Reproduce verbatim the portion of the listing below that runs from its first line through the line containing "694, 691, 709]", with both of those lines included.

### Data listing
::::

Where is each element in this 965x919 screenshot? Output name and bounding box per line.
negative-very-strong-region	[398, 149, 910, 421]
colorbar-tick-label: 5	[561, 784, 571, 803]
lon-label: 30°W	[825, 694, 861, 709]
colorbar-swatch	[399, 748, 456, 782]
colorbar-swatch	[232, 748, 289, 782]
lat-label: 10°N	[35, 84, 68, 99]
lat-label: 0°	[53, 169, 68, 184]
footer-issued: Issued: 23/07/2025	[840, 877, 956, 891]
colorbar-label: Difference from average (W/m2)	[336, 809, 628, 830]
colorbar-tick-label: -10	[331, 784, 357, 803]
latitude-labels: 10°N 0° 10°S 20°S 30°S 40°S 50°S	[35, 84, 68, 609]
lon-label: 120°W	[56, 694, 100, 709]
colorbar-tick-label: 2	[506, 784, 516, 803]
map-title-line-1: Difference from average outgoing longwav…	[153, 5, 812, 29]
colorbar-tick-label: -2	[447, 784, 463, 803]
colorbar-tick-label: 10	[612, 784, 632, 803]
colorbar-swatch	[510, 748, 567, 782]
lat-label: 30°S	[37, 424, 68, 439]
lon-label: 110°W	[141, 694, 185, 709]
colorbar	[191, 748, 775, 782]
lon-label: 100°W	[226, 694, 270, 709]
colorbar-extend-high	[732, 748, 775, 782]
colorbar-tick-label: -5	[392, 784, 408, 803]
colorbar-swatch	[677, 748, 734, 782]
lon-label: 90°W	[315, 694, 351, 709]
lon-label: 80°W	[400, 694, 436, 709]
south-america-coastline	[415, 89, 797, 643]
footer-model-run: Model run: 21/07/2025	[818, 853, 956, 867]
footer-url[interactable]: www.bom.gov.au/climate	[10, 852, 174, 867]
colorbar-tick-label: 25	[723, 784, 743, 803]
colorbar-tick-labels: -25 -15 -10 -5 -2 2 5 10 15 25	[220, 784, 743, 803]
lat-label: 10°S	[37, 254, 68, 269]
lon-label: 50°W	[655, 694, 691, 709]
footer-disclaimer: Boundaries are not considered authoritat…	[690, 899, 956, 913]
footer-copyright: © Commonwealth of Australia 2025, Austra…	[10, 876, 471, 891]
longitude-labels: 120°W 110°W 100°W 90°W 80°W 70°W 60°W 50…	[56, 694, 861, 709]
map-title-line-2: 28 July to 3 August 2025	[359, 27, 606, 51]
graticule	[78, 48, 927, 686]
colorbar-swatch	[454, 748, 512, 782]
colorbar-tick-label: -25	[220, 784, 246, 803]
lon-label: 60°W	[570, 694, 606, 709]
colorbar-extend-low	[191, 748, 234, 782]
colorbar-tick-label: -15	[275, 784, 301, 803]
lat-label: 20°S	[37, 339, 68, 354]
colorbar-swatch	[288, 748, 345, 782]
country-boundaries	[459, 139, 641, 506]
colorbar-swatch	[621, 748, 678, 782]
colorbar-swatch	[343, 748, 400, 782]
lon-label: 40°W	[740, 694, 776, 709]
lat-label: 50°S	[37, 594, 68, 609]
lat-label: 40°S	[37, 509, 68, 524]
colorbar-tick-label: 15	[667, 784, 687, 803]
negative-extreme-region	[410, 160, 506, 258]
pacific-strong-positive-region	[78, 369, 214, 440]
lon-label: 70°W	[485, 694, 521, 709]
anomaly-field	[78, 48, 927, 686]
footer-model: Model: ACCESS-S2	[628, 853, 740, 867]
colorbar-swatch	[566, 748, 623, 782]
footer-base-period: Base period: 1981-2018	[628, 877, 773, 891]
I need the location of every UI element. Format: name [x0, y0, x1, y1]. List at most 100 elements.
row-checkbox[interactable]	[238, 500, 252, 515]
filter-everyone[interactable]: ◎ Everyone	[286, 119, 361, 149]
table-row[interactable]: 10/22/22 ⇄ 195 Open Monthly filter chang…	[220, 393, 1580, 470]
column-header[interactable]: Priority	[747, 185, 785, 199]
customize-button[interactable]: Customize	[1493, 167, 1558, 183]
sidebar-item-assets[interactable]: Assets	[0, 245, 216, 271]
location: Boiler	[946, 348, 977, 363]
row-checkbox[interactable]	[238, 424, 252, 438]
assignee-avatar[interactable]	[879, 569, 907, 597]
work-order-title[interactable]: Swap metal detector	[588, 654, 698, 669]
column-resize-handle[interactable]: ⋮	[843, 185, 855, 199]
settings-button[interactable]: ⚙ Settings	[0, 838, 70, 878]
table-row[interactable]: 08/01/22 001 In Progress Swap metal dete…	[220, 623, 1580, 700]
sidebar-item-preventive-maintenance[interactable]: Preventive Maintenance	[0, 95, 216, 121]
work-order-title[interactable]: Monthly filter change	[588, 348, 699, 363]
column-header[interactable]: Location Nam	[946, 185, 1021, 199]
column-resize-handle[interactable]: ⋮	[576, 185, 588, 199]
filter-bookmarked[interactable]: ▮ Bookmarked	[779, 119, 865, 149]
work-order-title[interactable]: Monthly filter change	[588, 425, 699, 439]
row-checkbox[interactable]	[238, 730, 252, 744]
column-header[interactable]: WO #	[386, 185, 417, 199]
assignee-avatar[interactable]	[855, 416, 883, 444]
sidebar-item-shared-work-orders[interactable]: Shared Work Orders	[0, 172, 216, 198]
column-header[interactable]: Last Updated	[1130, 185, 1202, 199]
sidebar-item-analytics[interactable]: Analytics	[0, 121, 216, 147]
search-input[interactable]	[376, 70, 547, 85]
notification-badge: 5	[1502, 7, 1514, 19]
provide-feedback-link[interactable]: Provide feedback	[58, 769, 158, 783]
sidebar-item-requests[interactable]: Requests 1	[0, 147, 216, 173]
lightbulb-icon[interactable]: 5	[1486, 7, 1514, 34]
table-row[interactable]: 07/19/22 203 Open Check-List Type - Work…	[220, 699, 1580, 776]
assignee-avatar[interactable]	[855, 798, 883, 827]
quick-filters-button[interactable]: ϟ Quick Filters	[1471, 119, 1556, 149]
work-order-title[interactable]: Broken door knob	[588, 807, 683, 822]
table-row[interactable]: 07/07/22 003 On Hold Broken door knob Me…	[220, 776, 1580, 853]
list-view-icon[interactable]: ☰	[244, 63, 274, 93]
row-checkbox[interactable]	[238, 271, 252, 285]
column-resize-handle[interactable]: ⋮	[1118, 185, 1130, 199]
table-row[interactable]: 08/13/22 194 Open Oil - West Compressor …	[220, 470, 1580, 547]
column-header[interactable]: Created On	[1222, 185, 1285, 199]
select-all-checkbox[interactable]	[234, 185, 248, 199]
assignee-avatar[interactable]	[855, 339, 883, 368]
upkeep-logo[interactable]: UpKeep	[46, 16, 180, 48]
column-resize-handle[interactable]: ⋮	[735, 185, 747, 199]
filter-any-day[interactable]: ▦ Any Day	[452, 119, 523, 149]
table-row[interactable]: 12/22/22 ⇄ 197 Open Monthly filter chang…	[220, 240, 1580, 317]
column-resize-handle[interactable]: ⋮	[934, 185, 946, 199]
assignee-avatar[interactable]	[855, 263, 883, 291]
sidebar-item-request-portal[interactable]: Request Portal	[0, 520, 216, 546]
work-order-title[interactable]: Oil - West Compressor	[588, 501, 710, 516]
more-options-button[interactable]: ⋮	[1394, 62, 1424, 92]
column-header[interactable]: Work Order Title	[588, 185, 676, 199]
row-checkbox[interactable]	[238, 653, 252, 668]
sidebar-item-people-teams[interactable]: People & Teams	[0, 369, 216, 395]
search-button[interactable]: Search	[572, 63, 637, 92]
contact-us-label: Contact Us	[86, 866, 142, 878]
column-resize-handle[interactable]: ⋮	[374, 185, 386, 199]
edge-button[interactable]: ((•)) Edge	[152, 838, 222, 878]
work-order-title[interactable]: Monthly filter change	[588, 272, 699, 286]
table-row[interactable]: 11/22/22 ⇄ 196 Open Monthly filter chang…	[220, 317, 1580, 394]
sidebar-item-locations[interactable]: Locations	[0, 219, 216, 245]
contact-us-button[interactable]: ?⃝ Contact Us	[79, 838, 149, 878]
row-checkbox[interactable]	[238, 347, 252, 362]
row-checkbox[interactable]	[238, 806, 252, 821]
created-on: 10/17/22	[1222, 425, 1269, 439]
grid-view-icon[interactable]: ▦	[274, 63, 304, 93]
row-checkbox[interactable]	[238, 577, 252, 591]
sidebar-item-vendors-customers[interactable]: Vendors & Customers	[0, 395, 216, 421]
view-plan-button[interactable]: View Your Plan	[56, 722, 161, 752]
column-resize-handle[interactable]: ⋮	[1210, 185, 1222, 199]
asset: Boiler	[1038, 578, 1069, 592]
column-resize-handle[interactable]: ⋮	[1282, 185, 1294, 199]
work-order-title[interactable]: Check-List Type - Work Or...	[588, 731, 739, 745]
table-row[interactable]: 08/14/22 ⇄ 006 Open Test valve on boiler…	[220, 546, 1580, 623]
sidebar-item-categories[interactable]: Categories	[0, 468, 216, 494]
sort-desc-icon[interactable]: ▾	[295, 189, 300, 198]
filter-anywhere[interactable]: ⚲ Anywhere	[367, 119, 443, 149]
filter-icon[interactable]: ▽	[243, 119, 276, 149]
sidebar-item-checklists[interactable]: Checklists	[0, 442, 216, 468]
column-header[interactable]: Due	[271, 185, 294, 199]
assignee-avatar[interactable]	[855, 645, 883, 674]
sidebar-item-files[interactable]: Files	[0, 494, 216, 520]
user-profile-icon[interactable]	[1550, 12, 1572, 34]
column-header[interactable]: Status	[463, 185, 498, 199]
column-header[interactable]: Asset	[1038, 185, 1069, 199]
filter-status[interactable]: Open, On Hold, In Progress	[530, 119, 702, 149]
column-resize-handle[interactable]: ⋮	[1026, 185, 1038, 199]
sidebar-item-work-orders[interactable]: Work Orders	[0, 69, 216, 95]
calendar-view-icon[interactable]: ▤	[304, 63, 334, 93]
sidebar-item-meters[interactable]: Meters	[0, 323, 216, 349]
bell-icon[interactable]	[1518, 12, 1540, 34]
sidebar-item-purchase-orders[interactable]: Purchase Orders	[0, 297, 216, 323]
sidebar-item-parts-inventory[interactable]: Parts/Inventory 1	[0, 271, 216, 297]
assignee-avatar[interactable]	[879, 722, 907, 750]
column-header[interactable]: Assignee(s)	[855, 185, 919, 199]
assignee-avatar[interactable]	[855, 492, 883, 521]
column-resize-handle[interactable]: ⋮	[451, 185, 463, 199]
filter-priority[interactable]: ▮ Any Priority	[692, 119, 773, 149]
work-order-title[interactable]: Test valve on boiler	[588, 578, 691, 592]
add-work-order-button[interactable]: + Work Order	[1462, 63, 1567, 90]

::::

### Task result
Where is each element in this 965x919 screenshot? Output name and bounding box per line.
negative-very-strong-region	[398, 149, 910, 421]
colorbar-tick-label: 5	[561, 784, 571, 803]
lon-label: 30°W	[825, 694, 861, 709]
colorbar-swatch	[399, 748, 456, 782]
colorbar-swatch	[232, 748, 289, 782]
lat-label: 10°N	[35, 84, 68, 99]
lat-label: 0°	[53, 169, 68, 184]
footer-issued: Issued: 23/07/2025	[840, 877, 956, 891]
colorbar-label: Difference from average (W/m2)	[336, 809, 628, 830]
colorbar-tick-label: -10	[331, 784, 357, 803]
latitude-labels: 10°N 0° 10°S 20°S 30°S 40°S 50°S	[35, 84, 68, 609]
lon-label: 120°W	[56, 694, 100, 709]
colorbar-tick-label: 2	[506, 784, 516, 803]
map-title-line-1: Difference from average outgoing longwav…	[153, 5, 812, 29]
colorbar-tick-label: -2	[447, 784, 463, 803]
colorbar-tick-label: 10	[612, 784, 632, 803]
colorbar-swatch	[510, 748, 567, 782]
lat-label: 30°S	[37, 424, 68, 439]
lon-label: 110°W	[141, 694, 185, 709]
colorbar	[191, 748, 775, 782]
lon-label: 100°W	[226, 694, 270, 709]
colorbar-extend-high	[732, 748, 775, 782]
colorbar-tick-label: -5	[392, 784, 408, 803]
colorbar-swatch	[677, 748, 734, 782]
lon-label: 90°W	[315, 694, 351, 709]
lon-label: 80°W	[400, 694, 436, 709]
south-america-coastline	[415, 89, 797, 643]
footer-model-run: Model run: 21/07/2025	[818, 853, 956, 867]
footer-url[interactable]: www.bom.gov.au/climate	[10, 852, 174, 867]
colorbar-tick-label: 25	[723, 784, 743, 803]
colorbar-tick-labels: -25 -15 -10 -5 -2 2 5 10 15 25	[220, 784, 743, 803]
lat-label: 10°S	[37, 254, 68, 269]
lon-label: 50°W	[655, 694, 691, 709]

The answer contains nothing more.